--- Begin Data for this exercise ---

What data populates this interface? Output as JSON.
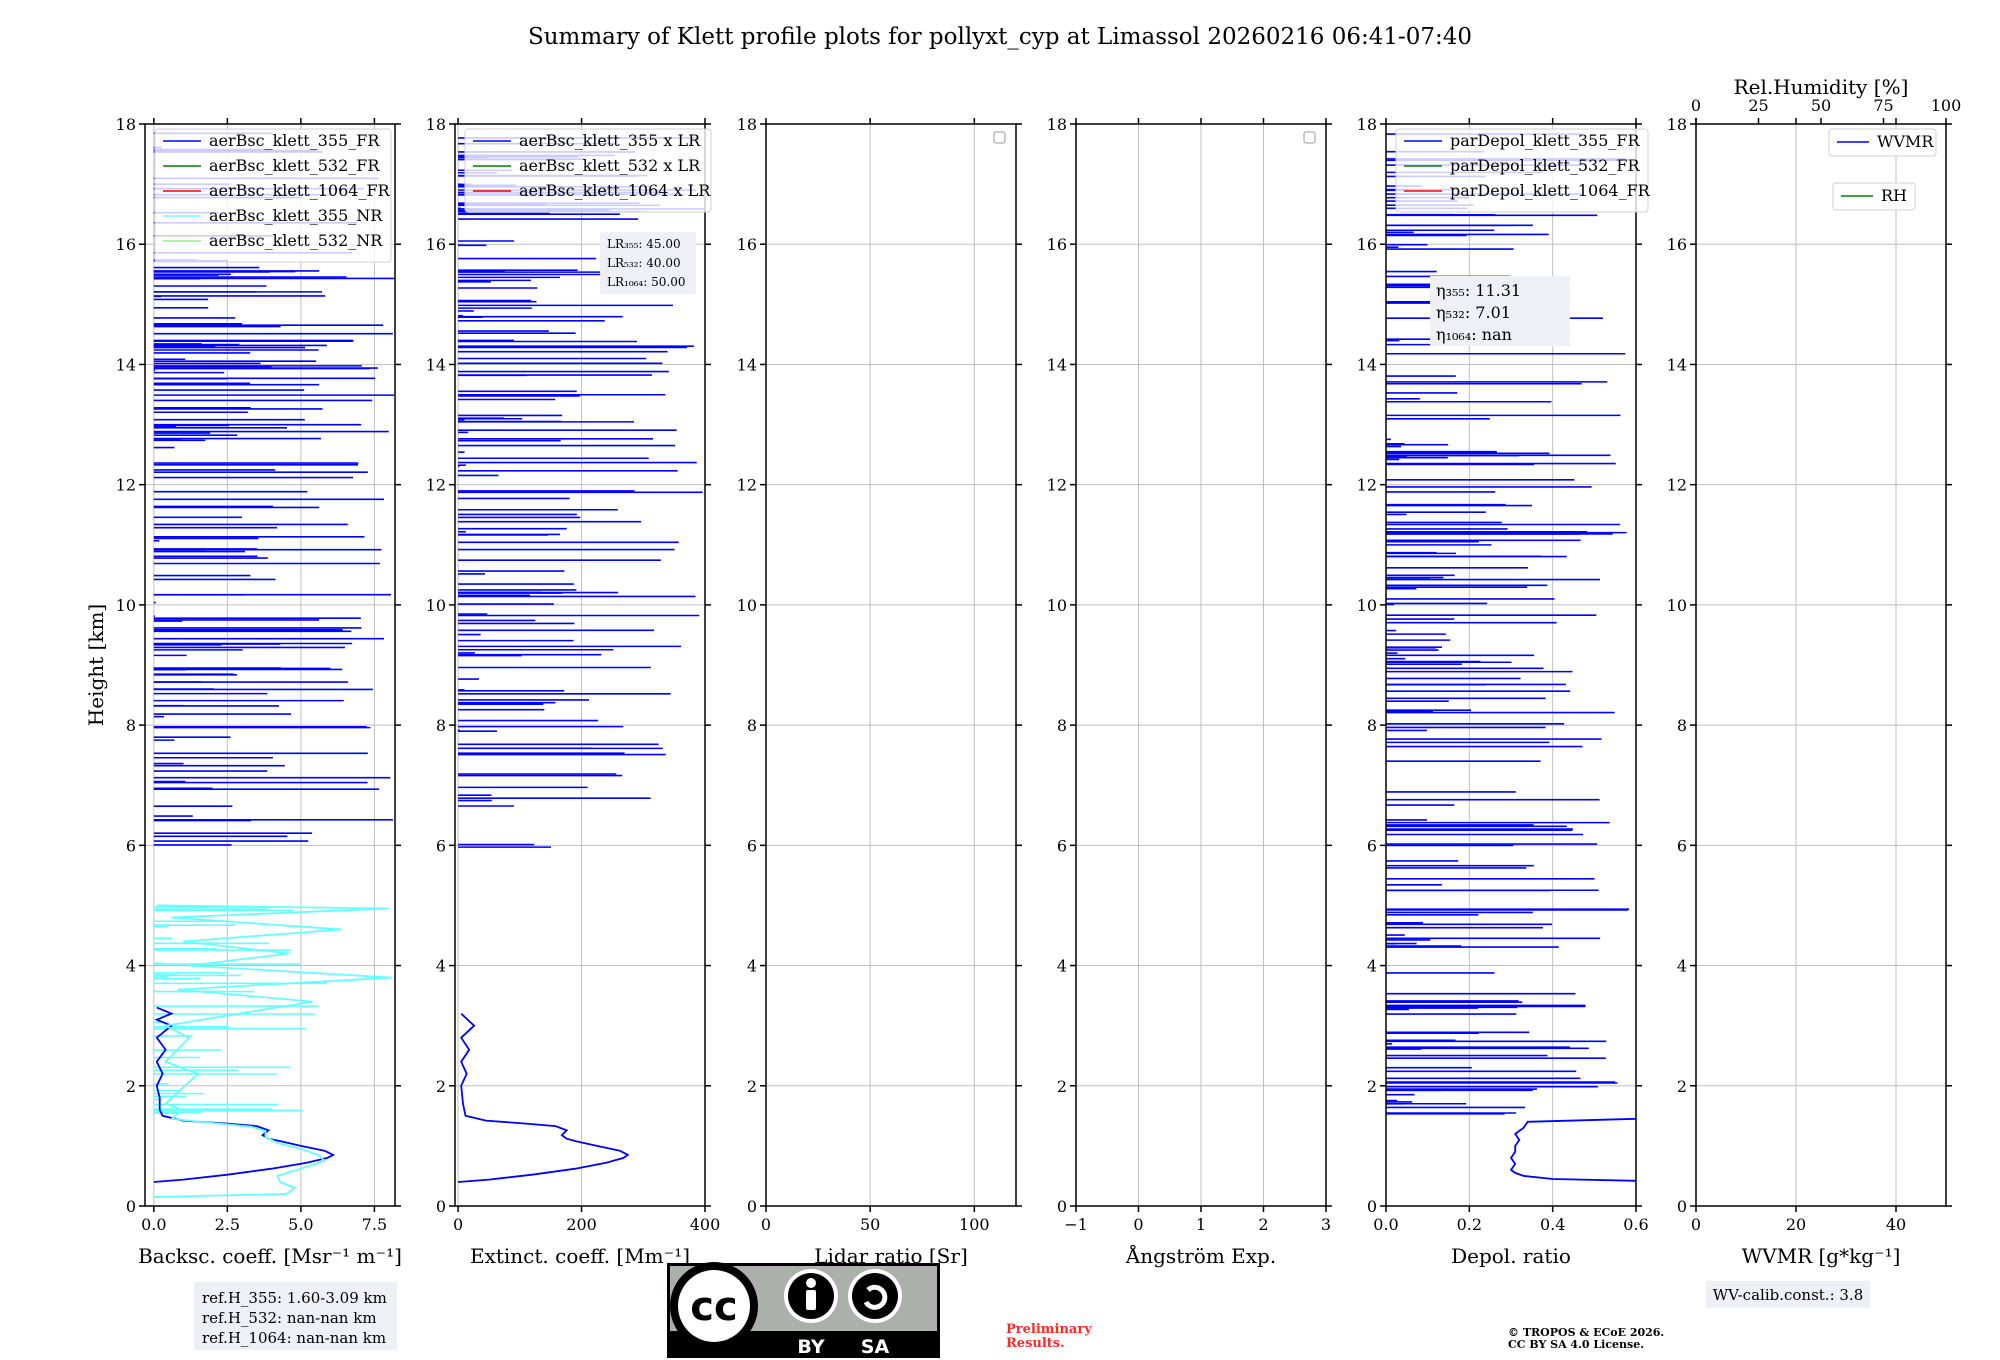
{
  "figure_title": "Summary of Klett profile plots for pollyxt_cyp at Limassol 20260216 06:41-07:40",
  "colors": {
    "c355": "#0000ff",
    "c532": "#008000",
    "c1064": "#ff0000",
    "c355nr": "#66ffff",
    "c532nr": "#90ee90",
    "grid": "#bfbfbf",
    "box": "#eef0f5"
  },
  "chart_data": [
    {
      "type": "line",
      "id": "backscatter",
      "xlabel": "Backsc. coeff. [Msr⁻¹ m⁻¹]",
      "ylabel": "Height [km]",
      "xlim": [
        -0.3,
        8.2
      ],
      "ylim": [
        0,
        18
      ],
      "xticks": [
        0,
        2.5,
        5.0,
        7.5
      ],
      "xticklabels": [
        "0.0",
        "2.5",
        "5.0",
        "7.5"
      ],
      "yticks": [
        0,
        2,
        4,
        6,
        8,
        10,
        12,
        14,
        16,
        18
      ],
      "legend": [
        "aerBsc_klett_355_FR",
        "aerBsc_klett_532_FR",
        "aerBsc_klett_1064_FR",
        "aerBsc_klett_355_NR",
        "aerBsc_klett_532_NR"
      ],
      "series": [
        {
          "name": "aerBsc_klett_355_FR",
          "points": [
            [
              0,
              0.4
            ],
            [
              1.0,
              0.44
            ],
            [
              2.5,
              0.52
            ],
            [
              4.0,
              0.62
            ],
            [
              5.2,
              0.72
            ],
            [
              5.9,
              0.8
            ],
            [
              6.1,
              0.85
            ],
            [
              5.8,
              0.92
            ],
            [
              5.0,
              1.0
            ],
            [
              4.3,
              1.08
            ],
            [
              3.9,
              1.12
            ],
            [
              3.7,
              1.18
            ],
            [
              3.9,
              1.26
            ],
            [
              3.5,
              1.33
            ],
            [
              2.5,
              1.37
            ],
            [
              1.0,
              1.42
            ],
            [
              0.3,
              1.5
            ],
            [
              0.2,
              1.6
            ],
            [
              0.2,
              1.8
            ],
            [
              0.1,
              2.0
            ],
            [
              0.3,
              2.2
            ],
            [
              0.1,
              2.4
            ],
            [
              0.4,
              2.6
            ],
            [
              0.1,
              2.8
            ],
            [
              0.6,
              3.0
            ],
            [
              0.1,
              3.1
            ],
            [
              0.6,
              3.2
            ],
            [
              0.1,
              3.3
            ]
          ]
        },
        {
          "name": "aerBsc_klett_355_NR",
          "points": [
            [
              0,
              0.15
            ],
            [
              4.5,
              0.2
            ],
            [
              4.8,
              0.3
            ],
            [
              4.3,
              0.4
            ],
            [
              4.2,
              0.5
            ],
            [
              5.0,
              0.62
            ],
            [
              5.8,
              0.75
            ],
            [
              5.6,
              0.85
            ],
            [
              5.0,
              0.95
            ],
            [
              4.2,
              1.05
            ],
            [
              3.8,
              1.15
            ],
            [
              3.8,
              1.25
            ],
            [
              3.3,
              1.32
            ],
            [
              2.0,
              1.38
            ],
            [
              0.6,
              1.45
            ],
            [
              1.0,
              1.6
            ],
            [
              0.4,
              1.7
            ],
            [
              1.5,
              2.2
            ],
            [
              0.4,
              2.4
            ],
            [
              1.2,
              2.8
            ],
            [
              0.4,
              3.0
            ],
            [
              5.4,
              3.4
            ],
            [
              0.8,
              3.6
            ],
            [
              8.1,
              3.8
            ],
            [
              1.2,
              4.0
            ],
            [
              4.6,
              4.2
            ],
            [
              1.0,
              4.4
            ],
            [
              6.4,
              4.6
            ],
            [
              0.6,
              4.8
            ],
            [
              8.0,
              4.95
            ],
            [
              0.1,
              5.0
            ]
          ]
        }
      ]
    },
    {
      "type": "line",
      "id": "extinction",
      "xlabel": "Extinct. coeff. [Mm⁻¹]",
      "xlim": [
        -5,
        400
      ],
      "ylim": [
        0,
        18
      ],
      "xticks": [
        0,
        200,
        400
      ],
      "xticklabels": [
        "0",
        "200",
        "400"
      ],
      "yticks": [
        0,
        2,
        4,
        6,
        8,
        10,
        12,
        14,
        16,
        18
      ],
      "legend": [
        "aerBsc_klett_355 x LR",
        "aerBsc_klett_532 x LR",
        "aerBsc_klett_1064 x LR"
      ],
      "annotation": [
        "LR₃₅₅: 45.00",
        "LR₅₃₂: 40.00",
        "LR₁₀₆₄: 50.00"
      ],
      "series": [
        {
          "name": "aerBsc_klett_355 x LR",
          "points": [
            [
              0,
              0.4
            ],
            [
              50,
              0.44
            ],
            [
              120,
              0.52
            ],
            [
              190,
              0.62
            ],
            [
              240,
              0.72
            ],
            [
              268,
              0.8
            ],
            [
              275,
              0.85
            ],
            [
              262,
              0.92
            ],
            [
              225,
              1.0
            ],
            [
              190,
              1.08
            ],
            [
              176,
              1.12
            ],
            [
              168,
              1.18
            ],
            [
              176,
              1.26
            ],
            [
              158,
              1.33
            ],
            [
              110,
              1.37
            ],
            [
              45,
              1.42
            ],
            [
              12,
              1.5
            ],
            [
              8,
              1.7
            ],
            [
              5,
              2.0
            ],
            [
              14,
              2.2
            ],
            [
              5,
              2.4
            ],
            [
              18,
              2.6
            ],
            [
              5,
              2.8
            ],
            [
              26,
              3.0
            ],
            [
              5,
              3.2
            ]
          ]
        }
      ]
    },
    {
      "type": "line",
      "id": "lidar-ratio",
      "xlabel": "Lidar ratio [Sr]",
      "xlim": [
        0,
        120
      ],
      "ylim": [
        0,
        18
      ],
      "xticks": [
        0,
        50,
        100
      ],
      "xticklabels": [
        "0",
        "50",
        "100"
      ],
      "yticks": [
        0,
        2,
        4,
        6,
        8,
        10,
        12,
        14,
        16,
        18
      ],
      "series": []
    },
    {
      "type": "line",
      "id": "angstrom",
      "xlabel": "Ångström Exp.",
      "xlim": [
        -1,
        3
      ],
      "ylim": [
        0,
        18
      ],
      "xticks": [
        -1,
        0,
        1,
        2,
        3
      ],
      "xticklabels": [
        "−1",
        "0",
        "1",
        "2",
        "3"
      ],
      "yticks": [
        0,
        2,
        4,
        6,
        8,
        10,
        12,
        14,
        16,
        18
      ],
      "series": []
    },
    {
      "type": "line",
      "id": "depol",
      "xlabel": "Depol. ratio",
      "xlim": [
        0,
        0.6
      ],
      "ylim": [
        0,
        18
      ],
      "xticks": [
        0,
        0.2,
        0.4,
        0.6
      ],
      "xticklabels": [
        "0.0",
        "0.2",
        "0.4",
        "0.6"
      ],
      "yticks": [
        0,
        2,
        4,
        6,
        8,
        10,
        12,
        14,
        16,
        18
      ],
      "legend": [
        "parDepol_klett_355_FR",
        "parDepol_klett_532_FR",
        "parDepol_klett_1064_FR"
      ],
      "annotation": [
        "η₃₅₅: 11.31",
        "η₅₃₂: 7.01",
        "η₁₀₆₄: nan"
      ],
      "series": [
        {
          "name": "parDepol_klett_355_FR",
          "points": [
            [
              0.6,
              0.42
            ],
            [
              0.4,
              0.45
            ],
            [
              0.33,
              0.5
            ],
            [
              0.31,
              0.55
            ],
            [
              0.3,
              0.6
            ],
            [
              0.31,
              0.7
            ],
            [
              0.3,
              0.8
            ],
            [
              0.31,
              0.9
            ],
            [
              0.31,
              1.0
            ],
            [
              0.32,
              1.1
            ],
            [
              0.31,
              1.2
            ],
            [
              0.33,
              1.3
            ],
            [
              0.34,
              1.4
            ],
            [
              0.6,
              1.45
            ]
          ]
        }
      ]
    },
    {
      "type": "line",
      "id": "wvmr",
      "xlabel": "WVMR [g*kg⁻¹]",
      "xlim": [
        0,
        50
      ],
      "ylim": [
        0,
        18
      ],
      "xticks": [
        0,
        20,
        40
      ],
      "xticklabels": [
        "0",
        "20",
        "40"
      ],
      "top_xlabel": "Rel.Humidity [%]",
      "top_xticks": [
        0,
        25,
        50,
        75,
        100
      ],
      "top_xticklabels": [
        "0",
        "25",
        "50",
        "75",
        "100"
      ],
      "yticks": [
        0,
        2,
        4,
        6,
        8,
        10,
        12,
        14,
        16,
        18
      ],
      "legend": [
        "WVMR",
        "RH"
      ],
      "series": []
    }
  ],
  "reference_heights": [
    "ref.H_355: 1.60-3.09 km",
    "ref.H_532: nan-nan km",
    "ref.H_1064: nan-nan km"
  ],
  "wv_calib": "WV-calib.const.: 3.8",
  "preliminary": [
    "Preliminary",
    "Results."
  ],
  "copyright": [
    "© TROPOS & ECoE 2026.",
    "CC BY SA 4.0 License."
  ],
  "license_badge": {
    "cc": "cc",
    "by": "BY",
    "sa": "SA"
  }
}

--- End Data for this exercise ---

Go over the records above and tally each line that includes "coeff". Give the total by itself.

2